*What is expected*
The records below are to be repeated in full, exactly as they are.

*Provided records*
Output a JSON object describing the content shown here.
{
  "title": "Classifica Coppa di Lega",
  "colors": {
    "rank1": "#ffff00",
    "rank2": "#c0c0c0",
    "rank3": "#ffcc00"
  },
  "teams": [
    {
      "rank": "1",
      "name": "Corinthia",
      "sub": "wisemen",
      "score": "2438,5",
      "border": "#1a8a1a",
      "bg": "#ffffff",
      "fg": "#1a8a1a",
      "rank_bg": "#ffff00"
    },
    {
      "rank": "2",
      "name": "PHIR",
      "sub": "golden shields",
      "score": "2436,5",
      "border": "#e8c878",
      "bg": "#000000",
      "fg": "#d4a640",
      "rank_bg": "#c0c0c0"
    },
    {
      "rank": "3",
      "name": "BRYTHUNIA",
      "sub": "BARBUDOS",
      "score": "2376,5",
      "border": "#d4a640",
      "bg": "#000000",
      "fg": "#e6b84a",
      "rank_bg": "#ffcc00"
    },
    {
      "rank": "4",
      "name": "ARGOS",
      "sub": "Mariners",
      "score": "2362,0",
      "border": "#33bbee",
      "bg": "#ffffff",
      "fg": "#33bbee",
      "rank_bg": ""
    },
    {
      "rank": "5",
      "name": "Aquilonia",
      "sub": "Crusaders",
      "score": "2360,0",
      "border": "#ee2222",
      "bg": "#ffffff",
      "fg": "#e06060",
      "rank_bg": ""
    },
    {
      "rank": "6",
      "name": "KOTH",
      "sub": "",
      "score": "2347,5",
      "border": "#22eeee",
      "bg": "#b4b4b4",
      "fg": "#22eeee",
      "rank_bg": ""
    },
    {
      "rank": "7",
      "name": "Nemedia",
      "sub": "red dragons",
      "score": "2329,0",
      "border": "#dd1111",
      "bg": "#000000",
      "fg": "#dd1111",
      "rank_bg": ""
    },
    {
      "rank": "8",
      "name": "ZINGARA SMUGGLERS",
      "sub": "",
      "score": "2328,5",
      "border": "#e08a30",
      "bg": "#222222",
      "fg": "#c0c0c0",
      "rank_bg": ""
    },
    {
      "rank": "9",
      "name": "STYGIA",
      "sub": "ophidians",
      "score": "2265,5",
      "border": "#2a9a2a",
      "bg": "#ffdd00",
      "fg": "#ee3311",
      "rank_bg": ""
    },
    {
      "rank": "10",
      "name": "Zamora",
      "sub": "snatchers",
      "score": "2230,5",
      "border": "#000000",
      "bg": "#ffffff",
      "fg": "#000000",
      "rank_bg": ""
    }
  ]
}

*Finished task*
Output a JSON object describing the content shown here.
{
  "title": "Classifica Coppa di Lega",
  "colors": {
    "rank1": "#ffff00",
    "rank2": "#c0c0c0",
    "rank3": "#ffcc00"
  },
  "teams": [
    {
      "rank": "1",
      "name": "Corinthia",
      "sub": "wisemen",
      "score": "2438,5",
      "border": "#1a8a1a",
      "bg": "#ffffff",
      "fg": "#1a8a1a",
      "rank_bg": "#ffff00"
    },
    {
      "rank": "2",
      "name": "PHIR",
      "sub": "golden shields",
      "score": "2436,5",
      "border": "#e8c878",
      "bg": "#000000",
      "fg": "#d4a640",
      "rank_bg": "#c0c0c0"
    },
    {
      "rank": "3",
      "name": "BRYTHUNIA",
      "sub": "BARBUDOS",
      "score": "2376,5",
      "border": "#d4a640",
      "bg": "#000000",
      "fg": "#e6b84a",
      "rank_bg": "#ffcc00"
    },
    {
      "rank": "4",
      "name": "ARGOS",
      "sub": "Mariners",
      "score": "2362,0",
      "border": "#33bbee",
      "bg": "#ffffff",
      "fg": "#33bbee",
      "rank_bg": ""
    },
    {
      "rank": "5",
      "name": "Aquilonia",
      "sub": "Crusaders",
      "score": "2360,0",
      "border": "#ee2222",
      "bg": "#ffffff",
      "fg": "#e06060",
      "rank_bg": ""
    },
    {
      "rank": "6",
      "name": "KOTH",
      "sub": "",
      "score": "2347,5",
      "border": "#22eeee",
      "bg": "#b4b4b4",
      "fg": "#22eeee",
      "rank_bg": ""
    },
    {
      "rank": "7",
      "name": "Nemedia",
      "sub": "red dragons",
      "score": "2329,0",
      "border": "#dd1111",
      "bg": "#000000",
      "fg": "#dd1111",
      "rank_bg": ""
    },
    {
      "rank": "8",
      "name": "ZINGARA SMUGGLERS",
      "sub": "",
      "score": "2328,5",
      "border": "#e08a30",
      "bg": "#222222",
      "fg": "#c0c0c0",
      "rank_bg": ""
    },
    {
      "rank": "9",
      "name": "STYGIA",
      "sub": "ophidians",
      "score": "2265,5",
      "border": "#2a9a2a",
      "bg": "#ffdd00",
      "fg": "#ee3311",
      "rank_bg": ""
    },
    {
      "rank": "10",
      "name": "Zamora",
      "sub": "snatchers",
      "score": "2230,5",
      "border": "#000000",
      "bg": "#ffffff",
      "fg": "#000000",
      "rank_bg": ""
    }
  ]
}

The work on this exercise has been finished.